╭─ RECORDS

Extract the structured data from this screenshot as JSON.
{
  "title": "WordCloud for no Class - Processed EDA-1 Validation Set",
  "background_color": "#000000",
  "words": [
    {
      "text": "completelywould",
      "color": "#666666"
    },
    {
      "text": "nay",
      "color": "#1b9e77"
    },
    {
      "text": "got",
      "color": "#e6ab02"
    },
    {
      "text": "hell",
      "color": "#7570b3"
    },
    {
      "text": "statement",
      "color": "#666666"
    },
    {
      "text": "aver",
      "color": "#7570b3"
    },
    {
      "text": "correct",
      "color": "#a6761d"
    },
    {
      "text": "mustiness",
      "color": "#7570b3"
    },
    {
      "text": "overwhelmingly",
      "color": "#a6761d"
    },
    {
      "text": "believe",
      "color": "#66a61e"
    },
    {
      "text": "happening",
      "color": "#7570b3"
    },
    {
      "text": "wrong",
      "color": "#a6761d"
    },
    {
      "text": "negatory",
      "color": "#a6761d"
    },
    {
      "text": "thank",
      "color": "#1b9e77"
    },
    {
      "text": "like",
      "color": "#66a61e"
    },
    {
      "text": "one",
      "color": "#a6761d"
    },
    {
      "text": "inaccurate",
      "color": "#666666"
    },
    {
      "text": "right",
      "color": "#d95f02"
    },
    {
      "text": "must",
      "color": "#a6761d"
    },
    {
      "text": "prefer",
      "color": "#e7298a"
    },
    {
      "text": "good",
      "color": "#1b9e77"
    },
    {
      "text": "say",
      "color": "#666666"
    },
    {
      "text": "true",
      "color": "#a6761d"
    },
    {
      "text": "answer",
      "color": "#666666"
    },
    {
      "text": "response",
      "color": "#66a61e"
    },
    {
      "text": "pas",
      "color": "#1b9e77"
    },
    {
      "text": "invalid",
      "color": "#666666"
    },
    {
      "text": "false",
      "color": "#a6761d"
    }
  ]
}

╰─

TASK >>
Retype the listing. Match it exactly.

PROBLEM SOLUTION >>
Extract the structured data from this screenshot as JSON.
{
  "title": "WordCloud for no Class - Processed EDA-1 Validation Set",
  "background_color": "#000000",
  "words": [
    {
      "text": "completelywould",
      "color": "#666666"
    },
    {
      "text": "nay",
      "color": "#1b9e77"
    },
    {
      "text": "got",
      "color": "#e6ab02"
    },
    {
      "text": "hell",
      "color": "#7570b3"
    },
    {
      "text": "statement",
      "color": "#666666"
    },
    {
      "text": "aver",
      "color": "#7570b3"
    },
    {
      "text": "correct",
      "color": "#a6761d"
    },
    {
      "text": "mustiness",
      "color": "#7570b3"
    },
    {
      "text": "overwhelmingly",
      "color": "#a6761d"
    },
    {
      "text": "believe",
      "color": "#66a61e"
    },
    {
      "text": "happening",
      "color": "#7570b3"
    },
    {
      "text": "wrong",
      "color": "#a6761d"
    },
    {
      "text": "negatory",
      "color": "#a6761d"
    },
    {
      "text": "thank",
      "color": "#1b9e77"
    },
    {
      "text": "like",
      "color": "#66a61e"
    },
    {
      "text": "one",
      "color": "#a6761d"
    },
    {
      "text": "inaccurate",
      "color": "#666666"
    },
    {
      "text": "right",
      "color": "#d95f02"
    },
    {
      "text": "must",
      "color": "#a6761d"
    },
    {
      "text": "prefer",
      "color": "#e7298a"
    },
    {
      "text": "good",
      "color": "#1b9e77"
    },
    {
      "text": "say",
      "color": "#666666"
    },
    {
      "text": "true",
      "color": "#a6761d"
    },
    {
      "text": "answer",
      "color": "#666666"
    },
    {
      "text": "response",
      "color": "#66a61e"
    },
    {
      "text": "pas",
      "color": "#1b9e77"
    },
    {
      "text": "invalid",
      "color": "#666666"
    },
    {
      "text": "false",
      "color": "#a6761d"
    }
  ]
}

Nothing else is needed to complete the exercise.